Democratic Senate Campaign Committee (DSCC)

The DSCC describes itself as the only committee solely committed to electing a Democratic Senate.  Catherine Cortez Masto (NV) replaced Chris Van Hollen (MD) after a tough 2018 Senate election.  Democrats did not flip as many Republican seats as hoped in 2020, but the two run-off victories in Georgia allowed Democrats to gain a 50-50 tie (a majority since there is a Democratic Vice President presiding over the Senate).  That majority replaces what was a 52-48 Republican majority.  The DSCC website asks for donations so Democrats can preserve their majority, but says nothing about its leadership.  We do know, at least, that Majority Leader Chuck Schumer has begun fundraising as he works toward being in a better position in 2022.

Democratic Legislative Campaign Committee (DLCC)

The DLCC describes its job as electing local Democrats, retaking state houses, and ending right-wing gerrymandering.  The DLCC also has to update its website.  It describes how it doubled spending in the 2018 election cycle.  Jennifer Post, formerly of Emily’s List, is their President.  New York’s State Senate Majority Leader Andrea Stewart-Cousins is their Chair.  Their website reports on two January special election victories in Virginia and an upcoming race in South Dakota.

Problem statement: Name every person mentioned in the passage about the two Democratic campaign committees.

Dataset excerpts:
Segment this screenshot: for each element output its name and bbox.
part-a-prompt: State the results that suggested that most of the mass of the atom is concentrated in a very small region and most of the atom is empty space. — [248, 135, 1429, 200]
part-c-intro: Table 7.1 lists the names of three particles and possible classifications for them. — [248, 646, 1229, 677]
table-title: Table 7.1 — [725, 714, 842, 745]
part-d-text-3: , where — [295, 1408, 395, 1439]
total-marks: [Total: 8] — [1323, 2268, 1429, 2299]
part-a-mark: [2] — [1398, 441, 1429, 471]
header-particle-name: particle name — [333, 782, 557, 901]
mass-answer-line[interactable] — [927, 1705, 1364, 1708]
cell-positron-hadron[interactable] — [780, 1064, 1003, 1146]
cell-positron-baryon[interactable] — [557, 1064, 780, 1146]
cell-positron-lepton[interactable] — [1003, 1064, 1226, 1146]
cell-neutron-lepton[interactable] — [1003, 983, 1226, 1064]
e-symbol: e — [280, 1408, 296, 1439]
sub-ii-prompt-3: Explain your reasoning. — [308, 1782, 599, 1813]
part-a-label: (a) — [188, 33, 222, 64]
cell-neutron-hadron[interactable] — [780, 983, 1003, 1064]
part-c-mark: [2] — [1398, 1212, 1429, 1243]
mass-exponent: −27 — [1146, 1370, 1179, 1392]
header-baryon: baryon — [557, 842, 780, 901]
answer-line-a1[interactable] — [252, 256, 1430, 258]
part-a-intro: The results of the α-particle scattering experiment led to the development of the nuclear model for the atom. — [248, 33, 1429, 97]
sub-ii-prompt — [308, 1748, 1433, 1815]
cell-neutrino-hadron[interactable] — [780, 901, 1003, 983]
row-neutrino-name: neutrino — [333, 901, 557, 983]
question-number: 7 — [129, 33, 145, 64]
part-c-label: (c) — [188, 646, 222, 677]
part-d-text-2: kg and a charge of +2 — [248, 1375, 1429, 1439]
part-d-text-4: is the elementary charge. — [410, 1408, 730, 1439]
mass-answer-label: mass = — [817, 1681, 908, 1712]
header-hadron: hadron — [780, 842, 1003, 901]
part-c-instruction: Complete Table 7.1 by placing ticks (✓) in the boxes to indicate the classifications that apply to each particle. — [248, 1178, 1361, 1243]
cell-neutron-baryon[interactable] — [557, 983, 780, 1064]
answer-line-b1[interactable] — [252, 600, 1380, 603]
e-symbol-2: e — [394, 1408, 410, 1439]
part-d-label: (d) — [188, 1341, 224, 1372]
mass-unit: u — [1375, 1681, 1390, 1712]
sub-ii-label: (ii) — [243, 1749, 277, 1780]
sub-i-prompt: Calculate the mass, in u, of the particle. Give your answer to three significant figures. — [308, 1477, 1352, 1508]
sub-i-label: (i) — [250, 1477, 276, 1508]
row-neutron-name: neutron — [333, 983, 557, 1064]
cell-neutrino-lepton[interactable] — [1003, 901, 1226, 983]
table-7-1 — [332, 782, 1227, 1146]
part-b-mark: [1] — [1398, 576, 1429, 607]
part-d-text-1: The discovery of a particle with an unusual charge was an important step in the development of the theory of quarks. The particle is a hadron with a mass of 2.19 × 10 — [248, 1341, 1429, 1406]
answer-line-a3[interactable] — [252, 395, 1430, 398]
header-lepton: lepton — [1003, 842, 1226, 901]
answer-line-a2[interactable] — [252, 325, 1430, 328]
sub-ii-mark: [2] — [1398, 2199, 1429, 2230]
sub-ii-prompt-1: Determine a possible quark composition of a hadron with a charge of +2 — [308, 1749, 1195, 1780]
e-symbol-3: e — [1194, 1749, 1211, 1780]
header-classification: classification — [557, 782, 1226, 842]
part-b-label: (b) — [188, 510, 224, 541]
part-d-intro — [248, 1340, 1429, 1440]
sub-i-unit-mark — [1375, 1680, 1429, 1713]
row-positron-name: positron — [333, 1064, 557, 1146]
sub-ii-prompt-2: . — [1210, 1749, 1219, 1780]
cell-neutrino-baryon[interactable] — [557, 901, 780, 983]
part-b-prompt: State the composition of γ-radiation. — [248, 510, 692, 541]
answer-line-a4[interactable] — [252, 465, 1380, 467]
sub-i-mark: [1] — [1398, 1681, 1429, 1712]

Answer box: Catherine Cortez Masto, Chris Van Hollen, Chuck Schumer, Jennifer Post, Andrea Stewart-Cousins